* Start *

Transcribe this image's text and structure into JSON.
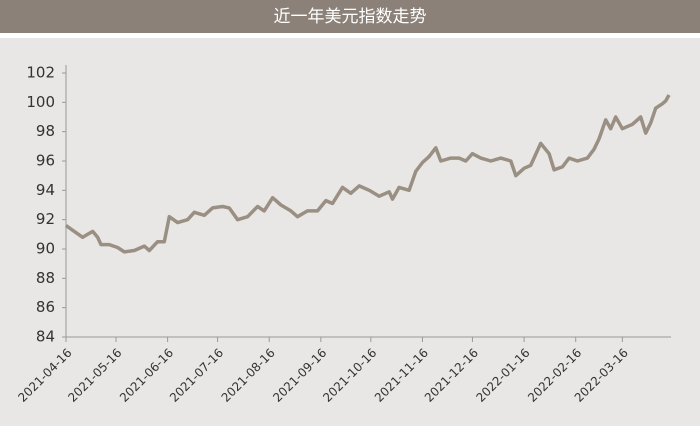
{
  "chart_data": {
    "type": "line",
    "title": "近一年美元指数走势",
    "x": [
      "2021-04-16",
      "2021-04-21",
      "2021-04-26",
      "2021-04-29",
      "2021-05-02",
      "2021-05-05",
      "2021-05-07",
      "2021-05-12",
      "2021-05-17",
      "2021-05-21",
      "2021-05-27",
      "2021-06-02",
      "2021-06-05",
      "2021-06-10",
      "2021-06-14",
      "2021-06-17",
      "2021-06-22",
      "2021-06-28",
      "2021-07-02",
      "2021-07-08",
      "2021-07-13",
      "2021-07-19",
      "2021-07-23",
      "2021-07-28",
      "2021-08-03",
      "2021-08-09",
      "2021-08-13",
      "2021-08-18",
      "2021-08-23",
      "2021-08-29",
      "2021-09-02",
      "2021-09-08",
      "2021-09-14",
      "2021-09-19",
      "2021-09-23",
      "2021-09-29",
      "2021-10-04",
      "2021-10-09",
      "2021-10-15",
      "2021-10-21",
      "2021-10-27",
      "2021-10-29",
      "2021-11-02",
      "2021-11-08",
      "2021-11-12",
      "2021-11-16",
      "2021-11-20",
      "2021-11-24",
      "2021-11-27",
      "2021-12-03",
      "2021-12-08",
      "2021-12-12",
      "2021-12-16",
      "2021-12-21",
      "2021-12-27",
      "2022-01-02",
      "2022-01-08",
      "2022-01-11",
      "2022-01-16",
      "2022-01-20",
      "2022-01-26",
      "2022-01-31",
      "2022-02-03",
      "2022-02-08",
      "2022-02-12",
      "2022-02-17",
      "2022-02-23",
      "2022-02-27",
      "2022-03-02",
      "2022-03-06",
      "2022-03-09",
      "2022-03-12",
      "2022-03-16",
      "2022-03-22",
      "2022-03-27",
      "2022-03-30",
      "2022-04-02",
      "2022-04-05",
      "2022-04-09",
      "2022-04-11",
      "2022-04-13"
    ],
    "series": [
      {
        "color": "#9a8f83",
        "values": [
          91.6,
          91.2,
          90.8,
          91.0,
          91.2,
          90.8,
          90.3,
          90.3,
          90.1,
          89.8,
          89.9,
          90.2,
          89.9,
          90.5,
          90.5,
          92.2,
          91.8,
          92.0,
          92.5,
          92.3,
          92.8,
          92.9,
          92.8,
          92.0,
          92.2,
          92.9,
          92.6,
          93.5,
          93.0,
          92.6,
          92.2,
          92.6,
          92.6,
          93.3,
          93.1,
          94.2,
          93.8,
          94.3,
          94.0,
          93.6,
          93.9,
          93.4,
          94.2,
          94.0,
          95.3,
          95.9,
          96.3,
          96.9,
          96.0,
          96.2,
          96.2,
          96.0,
          96.5,
          96.2,
          96.0,
          96.2,
          96.0,
          95.0,
          95.5,
          95.7,
          97.2,
          96.5,
          95.4,
          95.6,
          96.2,
          96.0,
          96.2,
          96.8,
          97.5,
          98.8,
          98.2,
          99.0,
          98.2,
          98.5,
          99.0,
          97.9,
          98.6,
          99.6,
          99.9,
          100.1,
          100.5
        ]
      }
    ],
    "xlim": [
      "2021-04-16",
      "2022-04-13"
    ],
    "xticks": [
      "2021-04-16",
      "2021-05-16",
      "2021-06-16",
      "2021-07-16",
      "2021-08-16",
      "2021-09-16",
      "2021-10-16",
      "2021-11-16",
      "2021-12-16",
      "2022-01-16",
      "2022-02-16",
      "2022-03-16"
    ],
    "ylim": [
      84,
      102
    ],
    "yticks": [
      84,
      86,
      88,
      90,
      92,
      94,
      96,
      98,
      100,
      102
    ]
  }
}
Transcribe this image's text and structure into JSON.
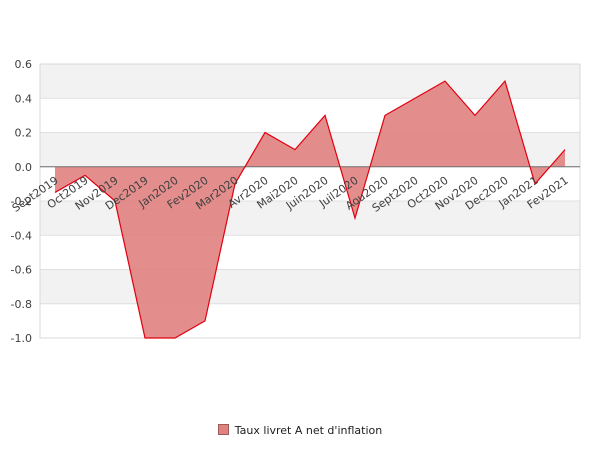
{
  "chart_data": {
    "type": "area",
    "title": "",
    "xlabel": "",
    "ylabel": "",
    "categories": [
      "Sept2019",
      "Oct2019",
      "Nov2019",
      "Dec2019",
      "Jan2020",
      "Fev2020",
      "Mar2020",
      "Avr2020",
      "Mai2020",
      "Juin2020",
      "Juil2020",
      "Aou2020",
      "Sept2020",
      "Oct2020",
      "Nov2020",
      "Dec2020",
      "Jan2021",
      "Fev2021"
    ],
    "series": [
      {
        "name": "Taux livret A net d'inflation",
        "values": [
          -0.15,
          -0.05,
          -0.2,
          -1.0,
          -1.0,
          -0.9,
          -0.1,
          0.2,
          0.1,
          0.3,
          -0.3,
          0.3,
          0.4,
          0.5,
          0.3,
          0.5,
          -0.1,
          0.1
        ],
        "fill_color": "#e0827f",
        "line_color": "#e0000f"
      }
    ],
    "ylim": [
      -1.0,
      0.6
    ],
    "yticks": [
      "0.6",
      "0.4",
      "0.2",
      "0.0",
      "-0.2",
      "-0.4",
      "-0.6",
      "-0.8",
      "-1.0"
    ],
    "ytick_values": [
      0.6,
      0.4,
      0.2,
      0.0,
      -0.2,
      -0.4,
      -0.6,
      -0.8,
      -1.0
    ],
    "grid": true,
    "legend_position": "bottom-center"
  },
  "legend": {
    "label": "Taux livret A net d'inflation"
  }
}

* End *

**GIVEN TASK**
State the count of lines with the word "livret" in them, and write nothing else.

**THE RESPONSE**
2